Ottavio Bottecchia fue un albañil de Friul condecorado en la Primera Guerra Mundial por haber transportado en su bicicleta una ametralladora. Se convirtió en el primer italiano en ganar el Tour, hace justo 100 años. Pedaleó al menos media hora más rápido que todos sus competidores. El catalán Jaime Janer (30º) y el cántabro Victorino Otero (42º) pasaron a la historia como los primeros españoles en terminar la carrera más dura del mundo. Janer era campeón de España, pero solo pudo participar gracias al dinero de una colecta.
Eran otros tiempos. Las etapas empezaban a medianoche y duraban entre quince y veinte horas. Los corredores se ponían cocaína en los ojos. Llegaron a París 60 de los 157 que habían tomado la salida casi un mes antes. Las crónicas de Albert Londres estimulaban la imaginación de un público que animaba en las cunetas y acudía al quiosco sugestionado por aquel deporte de masoquistas que masticaban tubulares: “A lo largo del bosque que atravesábamos se divisaban grandes hogueras de salvajes: eran los parisinos que, ante estos braseros, aguardaban el paso de los gigantes de la carretera. En la linde encontramos a una dama tiritando de frío con su abrigo de petigrís y a un caballero con sombrero de copa. Eran las tres y treinta y cinco minutos de la madrugada”.
Periódicos en el pecho
No será de noche cuando se ponga en marcha, el próximo sábado 29 de junio, desde Florencia, el primer Tour de Francia que echa a pedalear desde Italia. Aunque habría sido un homenaje al Monje Volador: “Era el único que podía moverse de noche por Florencia con cierta seguridad”, cuenta Andrea Bartali en el libro Mi padre, Gino Bartali, hablando de los peores años de la Segunda Guerra Mundial. “Tenía una bicicleta muy silenciosa y conocía bien las calles, podía cruzarla a 50 por hora, como en un velódromo”.
Bartali (tres Giros, dos Tours) no tenía insomnio. Era correo de una red religiosa clandestina de salvamento de judíos. El campeón aducía entrenar. Su fe justificaba su merodeo por las iglesias. De día ensuciaba su bicicleta para evitar el reflejo del sol que atraía el fuego de la aviación aliada, cuenta Juanma Trueba en Diccionario de Ciclismo. Un glosario sentimental (GeoPlaneta). Se llevó el secreto a la tumba. “Hay que hacer el bien, pero no hay que decirlo”.

::::::

¿Desde qué ciudad arranca el primer Tour de Francia que sale desde Italia, según el texto fuente?

Datos de reconocimiento de la estructura del documento
::::::

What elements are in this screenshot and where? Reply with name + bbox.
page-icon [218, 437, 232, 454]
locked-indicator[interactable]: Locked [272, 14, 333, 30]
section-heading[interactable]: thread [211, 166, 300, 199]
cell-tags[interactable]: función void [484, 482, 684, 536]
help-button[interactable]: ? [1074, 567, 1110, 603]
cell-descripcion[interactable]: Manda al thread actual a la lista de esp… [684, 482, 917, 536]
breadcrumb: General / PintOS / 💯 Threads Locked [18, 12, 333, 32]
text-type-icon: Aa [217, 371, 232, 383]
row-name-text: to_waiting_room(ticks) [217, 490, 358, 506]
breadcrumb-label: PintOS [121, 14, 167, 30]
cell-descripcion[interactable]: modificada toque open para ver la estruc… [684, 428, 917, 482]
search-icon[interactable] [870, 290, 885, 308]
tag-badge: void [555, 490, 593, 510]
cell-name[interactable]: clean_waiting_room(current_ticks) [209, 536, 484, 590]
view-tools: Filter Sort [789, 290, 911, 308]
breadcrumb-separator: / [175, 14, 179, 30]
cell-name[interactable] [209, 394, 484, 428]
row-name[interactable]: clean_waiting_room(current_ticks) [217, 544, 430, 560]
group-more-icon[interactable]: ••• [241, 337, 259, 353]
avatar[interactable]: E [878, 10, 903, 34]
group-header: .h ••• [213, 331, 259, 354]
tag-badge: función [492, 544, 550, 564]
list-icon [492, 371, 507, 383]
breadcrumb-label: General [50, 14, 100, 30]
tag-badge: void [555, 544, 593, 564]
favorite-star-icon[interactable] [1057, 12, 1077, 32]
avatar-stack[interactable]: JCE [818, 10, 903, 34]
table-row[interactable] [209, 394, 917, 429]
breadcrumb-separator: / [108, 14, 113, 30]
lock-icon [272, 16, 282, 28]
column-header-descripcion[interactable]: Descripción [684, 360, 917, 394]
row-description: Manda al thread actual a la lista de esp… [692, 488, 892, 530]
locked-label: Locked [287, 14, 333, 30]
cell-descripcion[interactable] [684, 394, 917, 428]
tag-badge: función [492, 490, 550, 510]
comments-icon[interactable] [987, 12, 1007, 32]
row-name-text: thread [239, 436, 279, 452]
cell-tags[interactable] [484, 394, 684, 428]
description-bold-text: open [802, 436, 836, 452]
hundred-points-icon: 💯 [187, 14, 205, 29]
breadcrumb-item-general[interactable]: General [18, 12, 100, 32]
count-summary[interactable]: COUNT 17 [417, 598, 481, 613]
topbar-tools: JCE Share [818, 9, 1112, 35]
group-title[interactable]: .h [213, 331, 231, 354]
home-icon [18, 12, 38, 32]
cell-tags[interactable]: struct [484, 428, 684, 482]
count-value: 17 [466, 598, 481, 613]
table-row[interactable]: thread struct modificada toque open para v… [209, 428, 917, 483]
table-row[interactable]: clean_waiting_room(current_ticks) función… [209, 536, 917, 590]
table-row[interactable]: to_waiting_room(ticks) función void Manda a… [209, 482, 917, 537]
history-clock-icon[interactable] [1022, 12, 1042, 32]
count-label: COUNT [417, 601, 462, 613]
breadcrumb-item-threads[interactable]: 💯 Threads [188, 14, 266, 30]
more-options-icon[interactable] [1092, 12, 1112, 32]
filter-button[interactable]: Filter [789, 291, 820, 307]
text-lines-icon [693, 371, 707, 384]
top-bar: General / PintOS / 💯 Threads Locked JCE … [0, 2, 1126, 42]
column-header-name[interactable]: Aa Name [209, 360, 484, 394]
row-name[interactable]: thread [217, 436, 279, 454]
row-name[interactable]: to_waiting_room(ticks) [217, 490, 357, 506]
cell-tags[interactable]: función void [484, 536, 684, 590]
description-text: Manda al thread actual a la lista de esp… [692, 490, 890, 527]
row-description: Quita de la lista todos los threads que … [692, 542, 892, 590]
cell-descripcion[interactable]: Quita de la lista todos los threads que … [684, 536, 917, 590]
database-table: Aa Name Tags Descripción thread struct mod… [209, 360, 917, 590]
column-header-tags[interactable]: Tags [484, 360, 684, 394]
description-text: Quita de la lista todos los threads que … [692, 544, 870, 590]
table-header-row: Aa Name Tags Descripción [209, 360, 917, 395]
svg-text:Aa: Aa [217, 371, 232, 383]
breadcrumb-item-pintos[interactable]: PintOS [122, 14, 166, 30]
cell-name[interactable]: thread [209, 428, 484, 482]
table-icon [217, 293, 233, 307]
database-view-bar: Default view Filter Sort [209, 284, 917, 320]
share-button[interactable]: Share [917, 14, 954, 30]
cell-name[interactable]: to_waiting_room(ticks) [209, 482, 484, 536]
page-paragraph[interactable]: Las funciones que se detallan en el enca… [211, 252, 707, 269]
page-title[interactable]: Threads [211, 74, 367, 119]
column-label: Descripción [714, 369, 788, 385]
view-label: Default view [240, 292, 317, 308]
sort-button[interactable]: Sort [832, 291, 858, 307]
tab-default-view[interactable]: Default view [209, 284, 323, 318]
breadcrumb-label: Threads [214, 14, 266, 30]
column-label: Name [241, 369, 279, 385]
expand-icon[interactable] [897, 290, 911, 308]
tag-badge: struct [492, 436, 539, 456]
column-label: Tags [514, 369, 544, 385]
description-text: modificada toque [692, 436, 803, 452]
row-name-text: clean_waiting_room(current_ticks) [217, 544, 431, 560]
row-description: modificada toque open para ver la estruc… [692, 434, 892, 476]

::::::

## Respuesta
Desde Florencia.